▸ What to produce:
Return all of the entries word for word, but omit the pictures they contain.

▸ Data rows:
......

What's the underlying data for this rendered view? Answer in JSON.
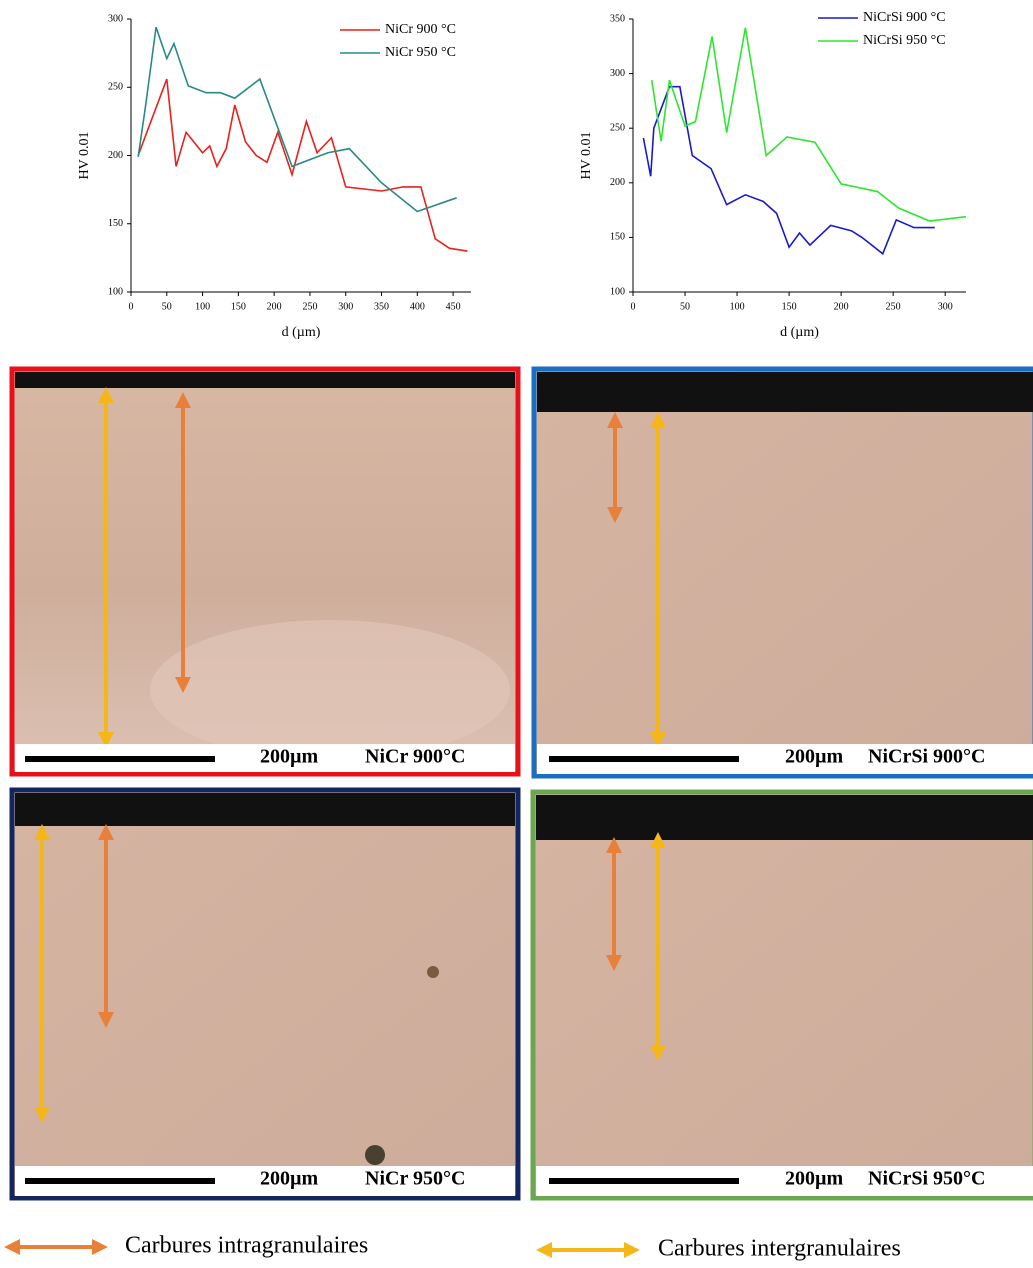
{
  "chart_data": [
    {
      "type": "line",
      "ylabel": "HV 0.01",
      "xlabel": "d (µm)",
      "xlim": [
        0,
        475
      ],
      "xticks": [
        0,
        50,
        100,
        150,
        200,
        250,
        300,
        350,
        400,
        450
      ],
      "ylim": [
        100,
        300
      ],
      "yticks": [
        100,
        150,
        200,
        250,
        300
      ],
      "series": [
        {
          "name": "NiCr 900 °C",
          "color": "#e8211c",
          "x": [
            10,
            50,
            63,
            77,
            100,
            110,
            120,
            133,
            145,
            160,
            175,
            190,
            205,
            225,
            245,
            260,
            280,
            300,
            350,
            380,
            405,
            425,
            445,
            470
          ],
          "values": [
            200,
            256,
            192,
            217,
            202,
            207,
            192,
            205,
            237,
            210,
            200,
            195,
            217,
            186,
            225,
            202,
            213,
            177,
            174,
            177,
            177,
            139,
            132,
            130
          ]
        },
        {
          "name": "NiCr 950 °C",
          "color": "#2a8a86",
          "x": [
            10,
            20,
            35,
            50,
            60,
            80,
            105,
            125,
            145,
            180,
            225,
            275,
            305,
            350,
            400,
            455
          ],
          "values": [
            199,
            235,
            294,
            271,
            282,
            251,
            246,
            246,
            242,
            256,
            192,
            202,
            205,
            180,
            159,
            169
          ]
        }
      ]
    },
    {
      "type": "line",
      "ylabel": "HV 0.01",
      "xlabel": "d (µm)",
      "xlim": [
        0,
        320
      ],
      "xticks": [
        0,
        50,
        100,
        150,
        200,
        250,
        300
      ],
      "ylim": [
        100,
        350
      ],
      "yticks": [
        100,
        150,
        200,
        250,
        300,
        350
      ],
      "series": [
        {
          "name": "NiCrSi 900 °C",
          "color": "#1a1ac8",
          "x": [
            10,
            17,
            20,
            35,
            45,
            57,
            75,
            90,
            108,
            125,
            138,
            150,
            160,
            170,
            190,
            210,
            220,
            240,
            253,
            270,
            290
          ],
          "values": [
            241,
            206,
            250,
            288,
            288,
            225,
            213,
            180,
            189,
            183,
            172,
            141,
            154,
            143,
            161,
            156,
            150,
            135,
            166,
            159,
            159
          ]
        },
        {
          "name": "NiCrSi 950 °C",
          "color": "#2ee62e",
          "x": [
            18,
            27,
            35,
            50,
            60,
            76,
            90,
            108,
            128,
            148,
            175,
            200,
            235,
            255,
            285,
            320
          ],
          "values": [
            294,
            238,
            294,
            252,
            256,
            334,
            246,
            342,
            225,
            242,
            237,
            199,
            192,
            177,
            165,
            169
          ]
        }
      ]
    }
  ],
  "panels": [
    {
      "scale": "200µm",
      "label": "NiCr 900°C"
    },
    {
      "scale": "200µm",
      "label": "NiCrSi 900°C"
    },
    {
      "scale": "200µm",
      "label": "NiCr 950°C"
    },
    {
      "scale": "200µm",
      "label": "NiCrSi 950°C"
    }
  ],
  "legend": {
    "items": [
      "Carbures intragranulaires",
      "Carbures intergranulaires"
    ]
  }
}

......

▸ Written response:
What's the underlying data for this rendered view? Answer in JSON.
{
  "chart_data": [
    {
      "type": "line",
      "ylabel": "HV 0.01",
      "xlabel": "d (µm)",
      "xlim": [
        0,
        475
      ],
      "xticks": [
        0,
        50,
        100,
        150,
        200,
        250,
        300,
        350,
        400,
        450
      ],
      "ylim": [
        100,
        300
      ],
      "yticks": [
        100,
        150,
        200,
        250,
        300
      ],
      "series": [
        {
          "name": "NiCr 900 °C",
          "color": "#e8211c",
          "x": [
            10,
            50,
            63,
            77,
            100,
            110,
            120,
            133,
            145,
            160,
            175,
            190,
            205,
            225,
            245,
            260,
            280,
            300,
            350,
            380,
            405,
            425,
            445,
            470
          ],
          "values": [
            200,
            256,
            192,
            217,
            202,
            207,
            192,
            205,
            237,
            210,
            200,
            195,
            217,
            186,
            225,
            202,
            213,
            177,
            174,
            177,
            177,
            139,
            132,
            130
          ]
        },
        {
          "name": "NiCr 950 °C",
          "color": "#2a8a86",
          "x": [
            10,
            20,
            35,
            50,
            60,
            80,
            105,
            125,
            145,
            180,
            225,
            275,
            305,
            350,
            400,
            455
          ],
          "values": [
            199,
            235,
            294,
            271,
            282,
            251,
            246,
            246,
            242,
            256,
            192,
            202,
            205,
            180,
            159,
            169
          ]
        }
      ]
    },
    {
      "type": "line",
      "ylabel": "HV 0.01",
      "xlabel": "d (µm)",
      "xlim": [
        0,
        320
      ],
      "xticks": [
        0,
        50,
        100,
        150,
        200,
        250,
        300
      ],
      "ylim": [
        100,
        350
      ],
      "yticks": [
        100,
        150,
        200,
        250,
        300,
        350
      ],
      "series": [
        {
          "name": "NiCrSi 900 °C",
          "color": "#1a1ac8",
          "x": [
            10,
            17,
            20,
            35,
            45,
            57,
            75,
            90,
            108,
            125,
            138,
            150,
            160,
            170,
            190,
            210,
            220,
            240,
            253,
            270,
            290
          ],
          "values": [
            241,
            206,
            250,
            288,
            288,
            225,
            213,
            180,
            189,
            183,
            172,
            141,
            154,
            143,
            161,
            156,
            150,
            135,
            166,
            159,
            159
          ]
        },
        {
          "name": "NiCrSi 950 °C",
          "color": "#2ee62e",
          "x": [
            18,
            27,
            35,
            50,
            60,
            76,
            90,
            108,
            128,
            148,
            175,
            200,
            235,
            255,
            285,
            320
          ],
          "values": [
            294,
            238,
            294,
            252,
            256,
            334,
            246,
            342,
            225,
            242,
            237,
            199,
            192,
            177,
            165,
            169
          ]
        }
      ]
    }
  ],
  "panels": [
    {
      "scale": "200µm",
      "label": "NiCr 900°C"
    },
    {
      "scale": "200µm",
      "label": "NiCrSi 900°C"
    },
    {
      "scale": "200µm",
      "label": "NiCr 950°C"
    },
    {
      "scale": "200µm",
      "label": "NiCrSi 950°C"
    }
  ],
  "legend": {
    "items": [
      "Carbures intragranulaires",
      "Carbures intergranulaires"
    ]
  }
}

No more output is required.